Extracted records:
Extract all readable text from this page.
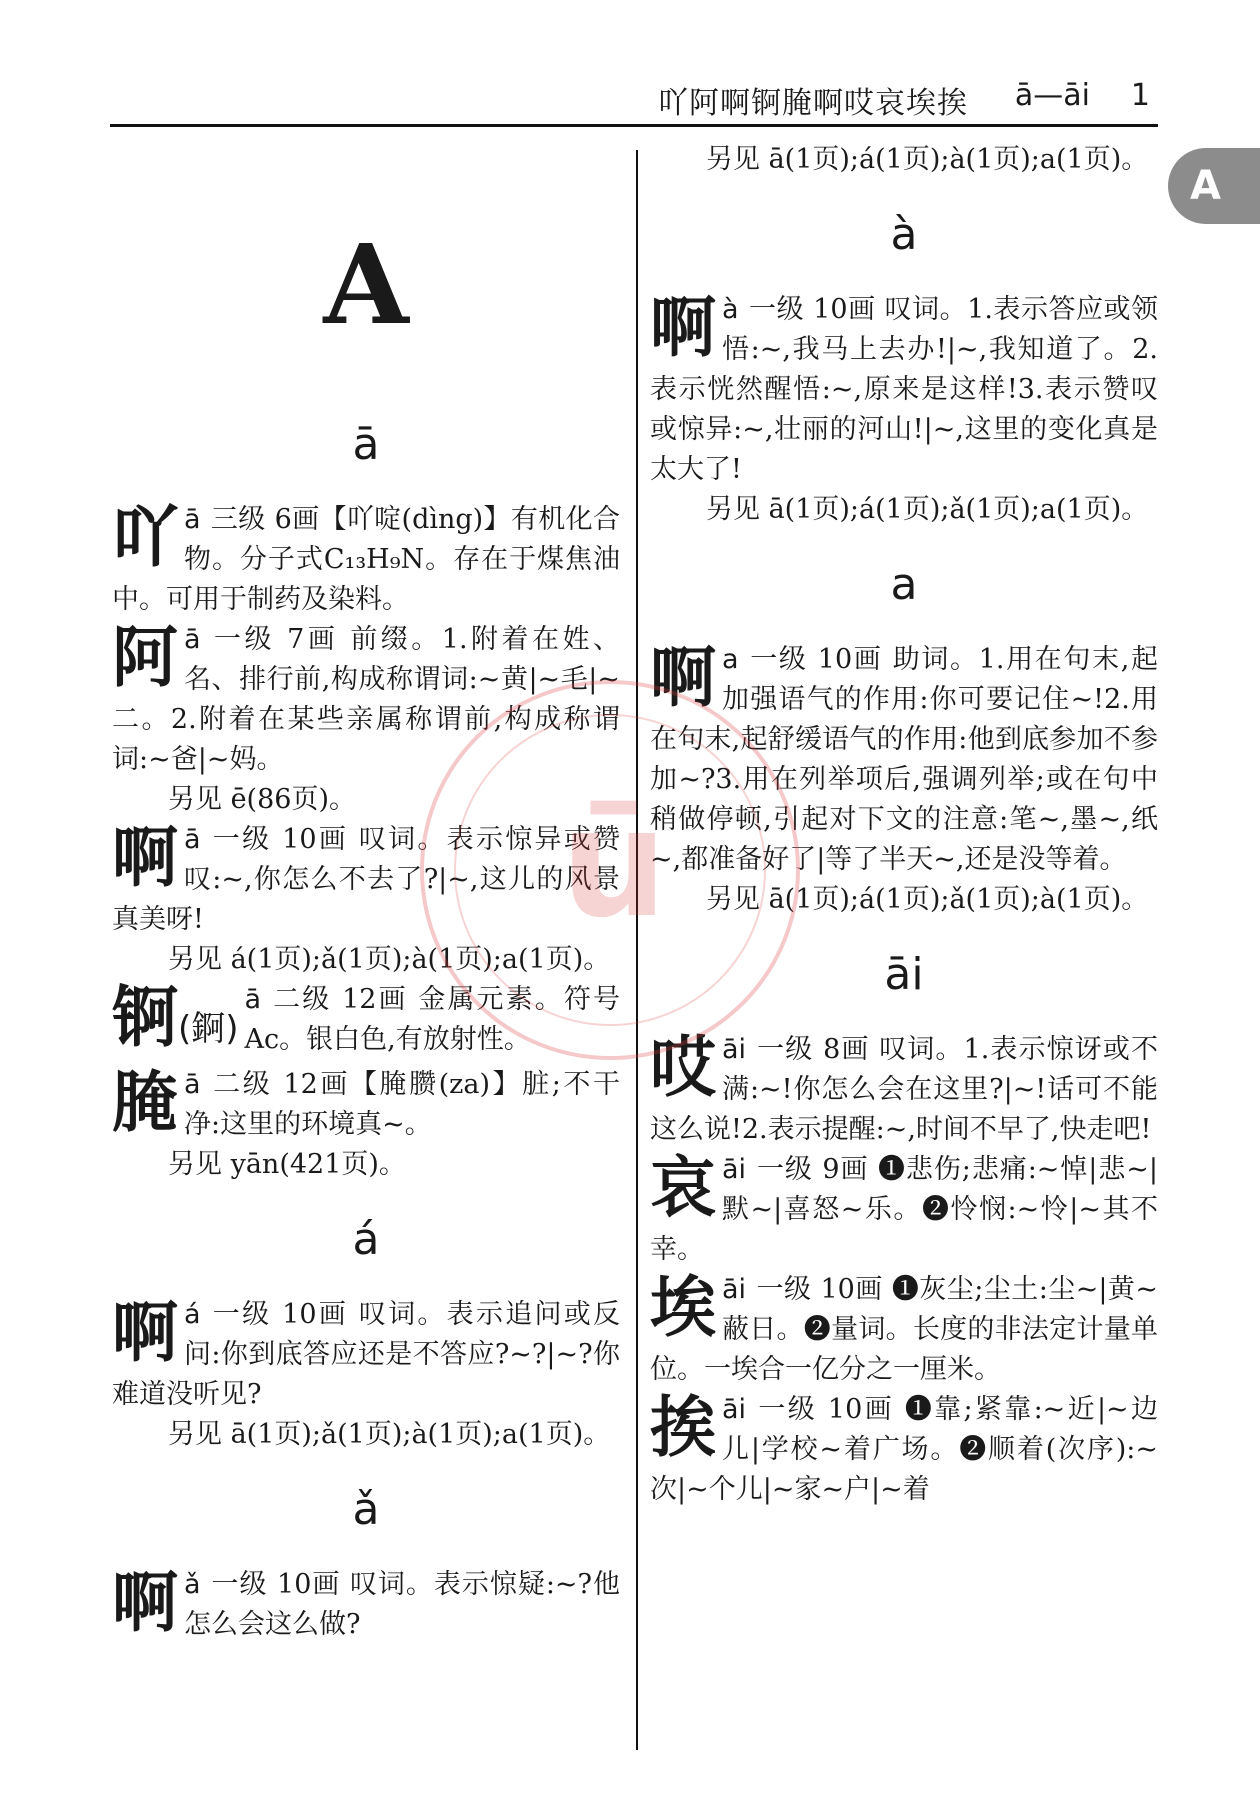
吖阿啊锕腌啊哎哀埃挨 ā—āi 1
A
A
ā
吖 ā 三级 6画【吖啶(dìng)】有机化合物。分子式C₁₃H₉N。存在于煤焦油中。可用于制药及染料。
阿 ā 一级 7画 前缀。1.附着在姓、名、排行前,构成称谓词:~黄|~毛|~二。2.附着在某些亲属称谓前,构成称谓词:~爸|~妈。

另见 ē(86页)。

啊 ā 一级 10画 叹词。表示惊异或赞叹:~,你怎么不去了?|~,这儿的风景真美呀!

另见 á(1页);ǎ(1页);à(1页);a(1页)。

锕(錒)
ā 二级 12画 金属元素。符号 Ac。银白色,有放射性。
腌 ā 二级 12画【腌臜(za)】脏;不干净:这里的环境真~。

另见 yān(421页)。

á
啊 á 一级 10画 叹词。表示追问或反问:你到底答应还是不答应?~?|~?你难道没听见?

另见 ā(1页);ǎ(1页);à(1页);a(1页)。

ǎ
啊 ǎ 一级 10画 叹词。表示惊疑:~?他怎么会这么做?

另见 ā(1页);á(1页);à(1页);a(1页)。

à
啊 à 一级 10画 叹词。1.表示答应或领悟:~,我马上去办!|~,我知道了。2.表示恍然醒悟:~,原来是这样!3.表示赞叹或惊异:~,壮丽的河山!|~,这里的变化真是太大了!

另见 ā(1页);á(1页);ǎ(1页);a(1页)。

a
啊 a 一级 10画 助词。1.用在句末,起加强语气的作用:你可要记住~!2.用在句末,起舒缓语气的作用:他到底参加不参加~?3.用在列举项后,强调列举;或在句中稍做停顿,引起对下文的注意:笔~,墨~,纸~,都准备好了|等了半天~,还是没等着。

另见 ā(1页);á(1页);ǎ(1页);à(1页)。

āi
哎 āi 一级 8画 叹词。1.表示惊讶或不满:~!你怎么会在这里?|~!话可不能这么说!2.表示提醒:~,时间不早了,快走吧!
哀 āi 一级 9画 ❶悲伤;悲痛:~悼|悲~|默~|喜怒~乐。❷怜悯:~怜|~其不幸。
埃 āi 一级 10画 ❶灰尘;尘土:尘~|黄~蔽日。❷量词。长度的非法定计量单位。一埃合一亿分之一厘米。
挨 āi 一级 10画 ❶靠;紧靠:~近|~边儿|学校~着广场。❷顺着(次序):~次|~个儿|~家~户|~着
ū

* * *

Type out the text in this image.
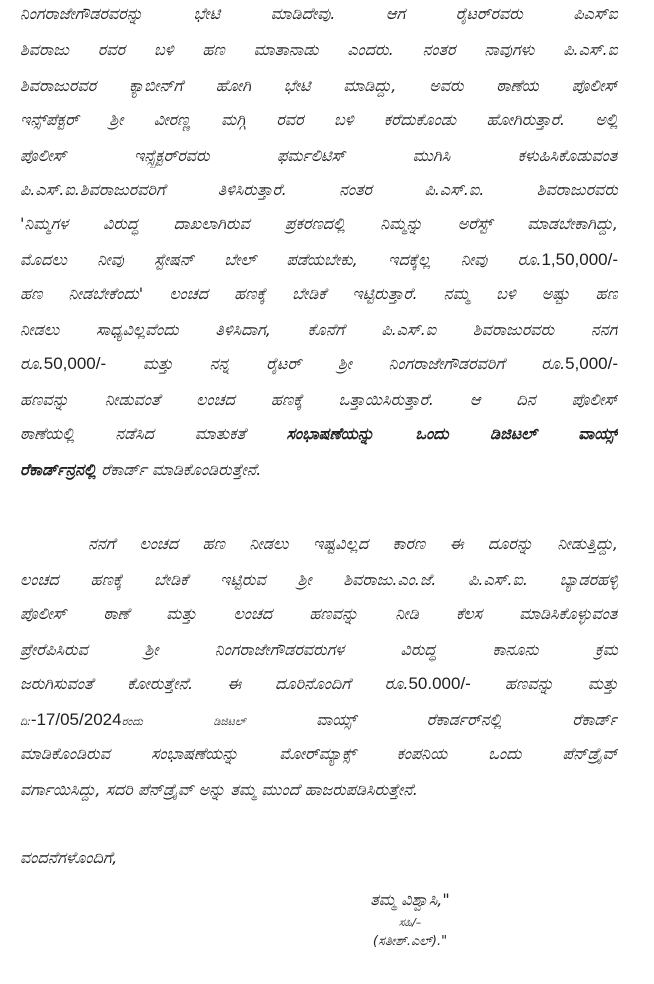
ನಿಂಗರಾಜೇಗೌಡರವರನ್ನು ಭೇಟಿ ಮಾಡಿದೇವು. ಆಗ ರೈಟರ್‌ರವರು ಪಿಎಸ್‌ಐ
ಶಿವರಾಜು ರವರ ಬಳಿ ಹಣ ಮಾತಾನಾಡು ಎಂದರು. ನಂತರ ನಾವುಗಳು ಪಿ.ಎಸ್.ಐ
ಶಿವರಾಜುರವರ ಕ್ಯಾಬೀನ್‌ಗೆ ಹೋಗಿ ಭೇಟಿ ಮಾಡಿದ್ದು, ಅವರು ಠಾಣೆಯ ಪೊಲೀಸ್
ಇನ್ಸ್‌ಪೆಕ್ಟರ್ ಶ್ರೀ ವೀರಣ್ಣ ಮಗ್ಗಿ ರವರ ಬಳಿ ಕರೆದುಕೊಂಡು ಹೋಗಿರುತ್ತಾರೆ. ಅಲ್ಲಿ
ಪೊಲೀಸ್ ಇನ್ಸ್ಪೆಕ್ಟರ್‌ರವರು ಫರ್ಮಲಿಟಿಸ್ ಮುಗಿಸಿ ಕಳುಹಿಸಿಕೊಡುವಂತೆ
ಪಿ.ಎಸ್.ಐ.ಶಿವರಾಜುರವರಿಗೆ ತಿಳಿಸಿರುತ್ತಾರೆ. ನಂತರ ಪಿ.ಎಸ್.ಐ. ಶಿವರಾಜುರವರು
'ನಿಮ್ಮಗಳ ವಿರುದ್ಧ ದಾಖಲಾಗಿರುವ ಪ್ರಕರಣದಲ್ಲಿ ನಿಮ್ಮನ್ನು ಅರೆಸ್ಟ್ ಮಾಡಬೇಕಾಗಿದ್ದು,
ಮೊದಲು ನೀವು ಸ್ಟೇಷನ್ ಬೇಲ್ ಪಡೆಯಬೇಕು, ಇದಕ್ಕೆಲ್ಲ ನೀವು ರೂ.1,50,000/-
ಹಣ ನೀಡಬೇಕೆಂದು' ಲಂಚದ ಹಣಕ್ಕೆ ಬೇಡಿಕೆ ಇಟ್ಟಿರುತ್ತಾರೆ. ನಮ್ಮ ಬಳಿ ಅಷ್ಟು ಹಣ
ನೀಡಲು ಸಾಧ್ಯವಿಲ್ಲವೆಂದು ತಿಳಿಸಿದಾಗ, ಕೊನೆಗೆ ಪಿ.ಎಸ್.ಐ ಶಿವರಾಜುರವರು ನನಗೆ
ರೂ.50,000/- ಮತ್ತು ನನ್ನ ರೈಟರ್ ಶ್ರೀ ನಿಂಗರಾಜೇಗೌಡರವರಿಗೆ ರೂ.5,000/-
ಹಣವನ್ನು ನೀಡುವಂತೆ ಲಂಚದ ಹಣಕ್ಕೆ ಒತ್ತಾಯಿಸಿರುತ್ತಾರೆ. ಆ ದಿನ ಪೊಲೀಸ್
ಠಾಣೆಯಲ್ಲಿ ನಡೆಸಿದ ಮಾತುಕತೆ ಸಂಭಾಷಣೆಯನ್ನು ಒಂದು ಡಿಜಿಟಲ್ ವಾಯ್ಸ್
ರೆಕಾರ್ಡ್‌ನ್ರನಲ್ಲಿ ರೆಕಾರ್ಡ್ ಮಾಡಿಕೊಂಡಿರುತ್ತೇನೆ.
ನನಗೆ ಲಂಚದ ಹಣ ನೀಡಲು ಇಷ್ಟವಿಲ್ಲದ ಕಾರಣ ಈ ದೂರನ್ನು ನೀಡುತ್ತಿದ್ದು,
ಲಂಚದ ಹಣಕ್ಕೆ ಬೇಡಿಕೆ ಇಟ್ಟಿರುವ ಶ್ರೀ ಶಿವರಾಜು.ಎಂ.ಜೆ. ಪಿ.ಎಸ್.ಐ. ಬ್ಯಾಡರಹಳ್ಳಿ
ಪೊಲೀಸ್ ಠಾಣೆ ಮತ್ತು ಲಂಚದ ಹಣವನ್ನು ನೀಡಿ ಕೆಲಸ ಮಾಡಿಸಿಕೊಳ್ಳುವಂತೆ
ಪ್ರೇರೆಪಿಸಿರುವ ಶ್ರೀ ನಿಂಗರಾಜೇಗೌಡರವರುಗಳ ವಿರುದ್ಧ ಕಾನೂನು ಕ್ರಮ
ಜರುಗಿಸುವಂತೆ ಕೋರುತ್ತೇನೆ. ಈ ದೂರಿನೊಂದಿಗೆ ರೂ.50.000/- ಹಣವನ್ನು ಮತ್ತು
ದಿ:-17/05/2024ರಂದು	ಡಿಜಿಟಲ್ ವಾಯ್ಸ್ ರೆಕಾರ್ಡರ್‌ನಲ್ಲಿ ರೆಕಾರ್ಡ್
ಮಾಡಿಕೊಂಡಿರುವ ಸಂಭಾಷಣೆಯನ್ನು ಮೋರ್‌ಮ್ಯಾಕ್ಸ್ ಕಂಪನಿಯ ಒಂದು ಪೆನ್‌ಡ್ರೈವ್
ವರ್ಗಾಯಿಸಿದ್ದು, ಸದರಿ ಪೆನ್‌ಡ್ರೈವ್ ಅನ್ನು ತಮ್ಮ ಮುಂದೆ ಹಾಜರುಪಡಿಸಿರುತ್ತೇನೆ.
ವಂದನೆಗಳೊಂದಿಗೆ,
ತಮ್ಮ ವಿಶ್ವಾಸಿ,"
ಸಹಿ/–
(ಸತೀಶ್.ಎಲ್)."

--

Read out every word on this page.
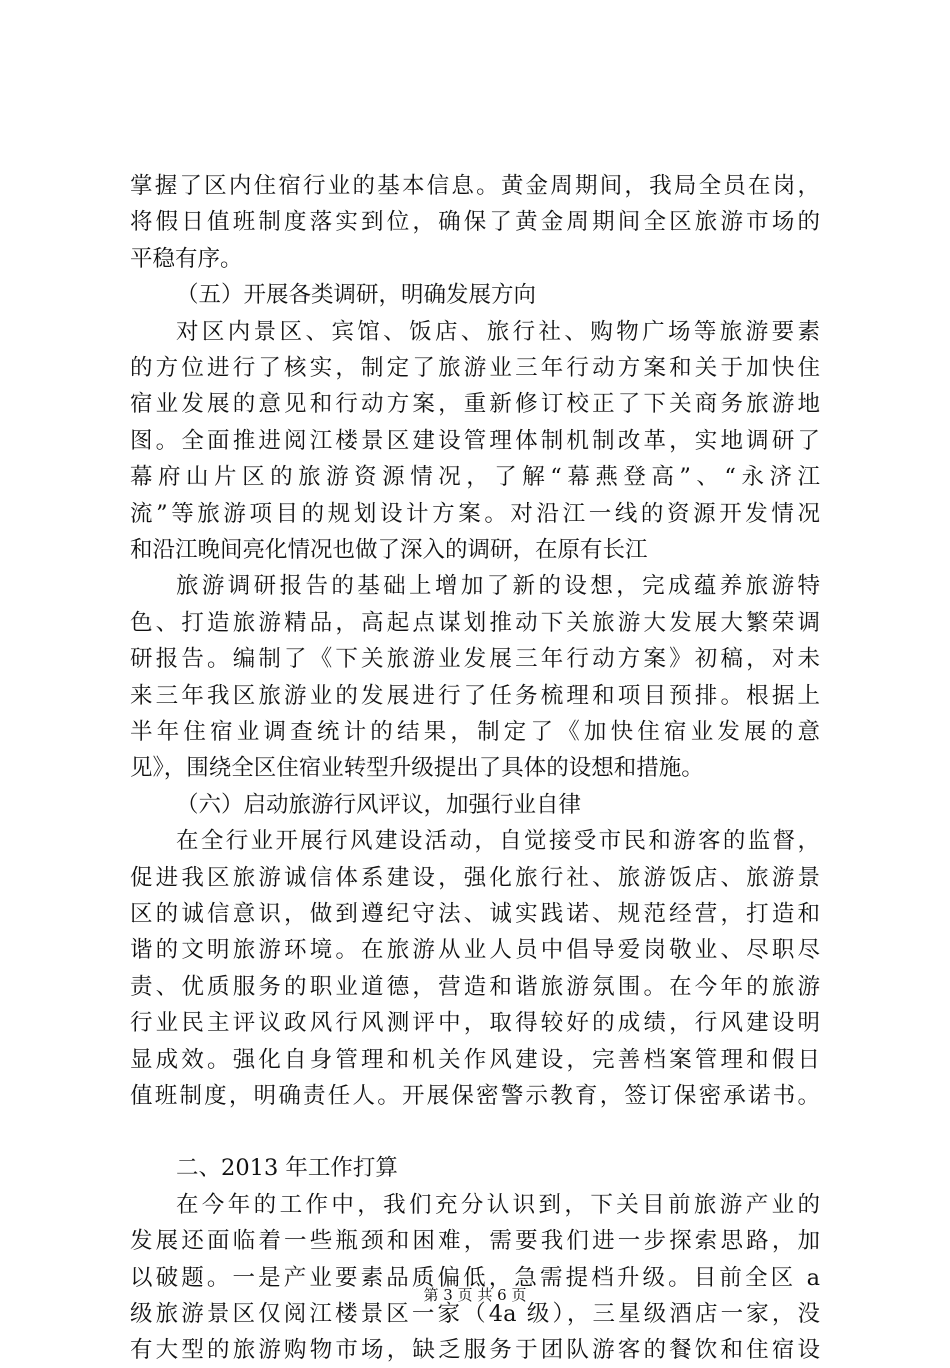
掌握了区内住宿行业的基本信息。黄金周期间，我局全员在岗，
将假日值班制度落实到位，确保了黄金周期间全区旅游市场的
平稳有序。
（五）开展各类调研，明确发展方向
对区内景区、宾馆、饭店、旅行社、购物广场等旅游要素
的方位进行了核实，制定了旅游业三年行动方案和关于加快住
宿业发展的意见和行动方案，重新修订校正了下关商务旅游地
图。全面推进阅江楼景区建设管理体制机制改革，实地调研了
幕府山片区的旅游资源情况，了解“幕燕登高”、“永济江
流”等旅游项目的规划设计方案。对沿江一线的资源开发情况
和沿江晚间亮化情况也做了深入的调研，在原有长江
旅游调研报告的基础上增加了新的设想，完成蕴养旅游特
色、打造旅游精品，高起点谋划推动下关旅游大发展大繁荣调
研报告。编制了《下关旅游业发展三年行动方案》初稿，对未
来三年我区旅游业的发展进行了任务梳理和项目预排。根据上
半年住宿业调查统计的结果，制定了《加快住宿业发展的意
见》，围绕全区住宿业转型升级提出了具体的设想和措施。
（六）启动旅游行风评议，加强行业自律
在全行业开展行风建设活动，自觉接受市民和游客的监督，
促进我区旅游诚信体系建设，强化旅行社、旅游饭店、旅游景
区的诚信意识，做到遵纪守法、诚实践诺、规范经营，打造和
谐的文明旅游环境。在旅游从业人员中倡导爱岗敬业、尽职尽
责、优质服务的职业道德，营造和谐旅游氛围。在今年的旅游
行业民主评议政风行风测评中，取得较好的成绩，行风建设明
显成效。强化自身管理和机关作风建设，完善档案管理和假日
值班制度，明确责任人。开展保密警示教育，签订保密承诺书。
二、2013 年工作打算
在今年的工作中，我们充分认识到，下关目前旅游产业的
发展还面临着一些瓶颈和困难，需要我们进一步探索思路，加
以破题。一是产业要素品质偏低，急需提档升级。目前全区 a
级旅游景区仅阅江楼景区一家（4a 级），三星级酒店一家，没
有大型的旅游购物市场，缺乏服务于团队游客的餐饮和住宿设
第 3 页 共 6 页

PROBLEM DETAILS - Look through the entries above; copy each line where the string "text" appears.

COMPLETED EXERCISE -
Extract all readable text from this page.
Type out the text in this image.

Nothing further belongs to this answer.